Required task
Scan the lines below; pull out those with "Daily".

-- start Available records --

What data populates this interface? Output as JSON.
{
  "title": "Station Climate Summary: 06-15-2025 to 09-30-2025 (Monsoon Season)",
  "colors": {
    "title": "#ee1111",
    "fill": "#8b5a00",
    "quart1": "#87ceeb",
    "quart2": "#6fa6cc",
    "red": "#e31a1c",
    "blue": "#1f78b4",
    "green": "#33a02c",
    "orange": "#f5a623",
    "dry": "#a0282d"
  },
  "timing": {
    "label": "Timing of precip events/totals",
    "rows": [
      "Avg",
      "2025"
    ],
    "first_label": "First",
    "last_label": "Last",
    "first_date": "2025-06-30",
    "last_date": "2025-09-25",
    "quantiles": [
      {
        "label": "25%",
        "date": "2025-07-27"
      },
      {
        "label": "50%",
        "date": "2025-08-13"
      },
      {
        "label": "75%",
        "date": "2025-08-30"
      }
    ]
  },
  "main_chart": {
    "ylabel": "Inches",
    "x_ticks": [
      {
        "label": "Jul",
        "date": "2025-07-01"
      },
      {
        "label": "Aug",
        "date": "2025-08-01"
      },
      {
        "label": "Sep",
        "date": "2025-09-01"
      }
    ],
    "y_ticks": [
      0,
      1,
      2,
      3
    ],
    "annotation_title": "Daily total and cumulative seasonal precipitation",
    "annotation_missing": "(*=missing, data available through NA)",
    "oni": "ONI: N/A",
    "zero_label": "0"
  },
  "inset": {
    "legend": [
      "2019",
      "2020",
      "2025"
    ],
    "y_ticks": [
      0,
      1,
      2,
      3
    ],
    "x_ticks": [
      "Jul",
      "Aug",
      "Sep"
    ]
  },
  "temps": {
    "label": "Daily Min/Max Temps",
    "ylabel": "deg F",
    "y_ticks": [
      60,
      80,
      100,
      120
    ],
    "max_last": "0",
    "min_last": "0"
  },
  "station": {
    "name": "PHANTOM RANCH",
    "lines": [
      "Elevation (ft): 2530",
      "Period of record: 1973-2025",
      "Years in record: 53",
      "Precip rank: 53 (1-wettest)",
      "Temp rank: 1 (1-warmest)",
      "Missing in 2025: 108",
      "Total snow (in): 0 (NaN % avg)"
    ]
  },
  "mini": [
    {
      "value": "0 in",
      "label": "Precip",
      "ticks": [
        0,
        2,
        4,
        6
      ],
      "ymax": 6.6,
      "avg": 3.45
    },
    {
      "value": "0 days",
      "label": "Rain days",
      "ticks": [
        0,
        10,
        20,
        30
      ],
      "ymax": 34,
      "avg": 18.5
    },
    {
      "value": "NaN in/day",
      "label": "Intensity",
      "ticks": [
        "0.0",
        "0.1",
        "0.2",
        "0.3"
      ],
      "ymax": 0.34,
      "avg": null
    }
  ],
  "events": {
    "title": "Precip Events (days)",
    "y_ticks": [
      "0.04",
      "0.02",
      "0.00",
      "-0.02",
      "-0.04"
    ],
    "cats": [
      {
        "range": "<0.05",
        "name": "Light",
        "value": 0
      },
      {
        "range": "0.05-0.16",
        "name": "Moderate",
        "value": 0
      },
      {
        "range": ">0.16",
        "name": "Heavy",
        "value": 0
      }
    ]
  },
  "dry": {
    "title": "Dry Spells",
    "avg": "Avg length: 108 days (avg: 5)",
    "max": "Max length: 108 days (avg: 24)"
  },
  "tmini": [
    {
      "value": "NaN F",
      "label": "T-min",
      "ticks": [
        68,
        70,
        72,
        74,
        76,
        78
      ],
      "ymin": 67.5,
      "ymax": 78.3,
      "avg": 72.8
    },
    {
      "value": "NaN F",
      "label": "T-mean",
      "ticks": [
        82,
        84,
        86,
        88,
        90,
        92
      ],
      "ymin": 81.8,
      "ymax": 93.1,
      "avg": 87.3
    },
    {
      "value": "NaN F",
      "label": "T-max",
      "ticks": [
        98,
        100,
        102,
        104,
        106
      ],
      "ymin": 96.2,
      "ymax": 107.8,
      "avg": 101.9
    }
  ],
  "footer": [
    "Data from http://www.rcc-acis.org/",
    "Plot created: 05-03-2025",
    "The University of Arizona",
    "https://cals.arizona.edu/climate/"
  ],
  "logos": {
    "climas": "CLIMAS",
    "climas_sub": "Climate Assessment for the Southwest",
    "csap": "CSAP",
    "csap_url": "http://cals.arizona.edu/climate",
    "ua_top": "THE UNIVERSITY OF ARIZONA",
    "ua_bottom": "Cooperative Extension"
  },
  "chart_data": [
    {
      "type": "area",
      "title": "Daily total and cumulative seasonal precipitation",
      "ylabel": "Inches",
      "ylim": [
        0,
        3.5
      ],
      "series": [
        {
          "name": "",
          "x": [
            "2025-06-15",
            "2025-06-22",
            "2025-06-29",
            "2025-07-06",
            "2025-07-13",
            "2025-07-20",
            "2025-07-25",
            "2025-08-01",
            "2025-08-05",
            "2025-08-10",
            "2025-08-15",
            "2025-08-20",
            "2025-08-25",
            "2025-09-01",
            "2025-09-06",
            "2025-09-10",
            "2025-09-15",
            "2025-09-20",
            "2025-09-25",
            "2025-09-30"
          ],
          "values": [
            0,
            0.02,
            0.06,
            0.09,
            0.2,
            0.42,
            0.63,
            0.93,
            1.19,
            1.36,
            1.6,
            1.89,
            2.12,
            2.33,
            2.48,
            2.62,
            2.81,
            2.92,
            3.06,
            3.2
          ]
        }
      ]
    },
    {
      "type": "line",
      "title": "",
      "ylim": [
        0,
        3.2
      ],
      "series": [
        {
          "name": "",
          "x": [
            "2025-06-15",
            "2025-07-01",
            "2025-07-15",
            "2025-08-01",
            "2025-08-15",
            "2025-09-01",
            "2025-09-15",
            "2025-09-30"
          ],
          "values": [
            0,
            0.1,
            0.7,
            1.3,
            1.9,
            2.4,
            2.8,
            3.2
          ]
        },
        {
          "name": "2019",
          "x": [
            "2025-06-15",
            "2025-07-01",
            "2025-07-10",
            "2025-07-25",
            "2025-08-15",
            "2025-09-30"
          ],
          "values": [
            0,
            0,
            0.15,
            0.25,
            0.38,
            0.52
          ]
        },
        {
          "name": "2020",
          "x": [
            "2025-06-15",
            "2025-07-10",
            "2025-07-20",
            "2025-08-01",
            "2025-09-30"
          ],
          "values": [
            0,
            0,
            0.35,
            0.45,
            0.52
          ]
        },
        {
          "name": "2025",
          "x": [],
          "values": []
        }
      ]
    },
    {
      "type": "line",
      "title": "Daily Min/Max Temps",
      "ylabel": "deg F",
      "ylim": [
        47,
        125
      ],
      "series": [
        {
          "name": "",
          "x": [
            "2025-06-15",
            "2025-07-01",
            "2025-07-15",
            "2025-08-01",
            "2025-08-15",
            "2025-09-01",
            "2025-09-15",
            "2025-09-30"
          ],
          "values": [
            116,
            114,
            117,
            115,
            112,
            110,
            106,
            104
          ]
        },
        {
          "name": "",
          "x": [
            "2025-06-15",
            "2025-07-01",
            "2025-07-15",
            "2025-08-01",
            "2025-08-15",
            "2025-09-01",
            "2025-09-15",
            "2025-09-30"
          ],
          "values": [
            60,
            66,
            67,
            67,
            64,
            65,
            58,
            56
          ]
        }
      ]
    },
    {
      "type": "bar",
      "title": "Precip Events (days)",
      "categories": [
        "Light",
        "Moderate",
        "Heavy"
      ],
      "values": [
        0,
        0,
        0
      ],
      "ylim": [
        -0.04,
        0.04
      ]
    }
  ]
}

-- end Available records --

Reply
    "annotation_title": "Daily total and cumulative seasonal precipitation",
    "label": "Daily Min/Max Temps",
      "title": "Daily total and cumulative seasonal precipitation",
      "title": "Daily Min/Max Temps",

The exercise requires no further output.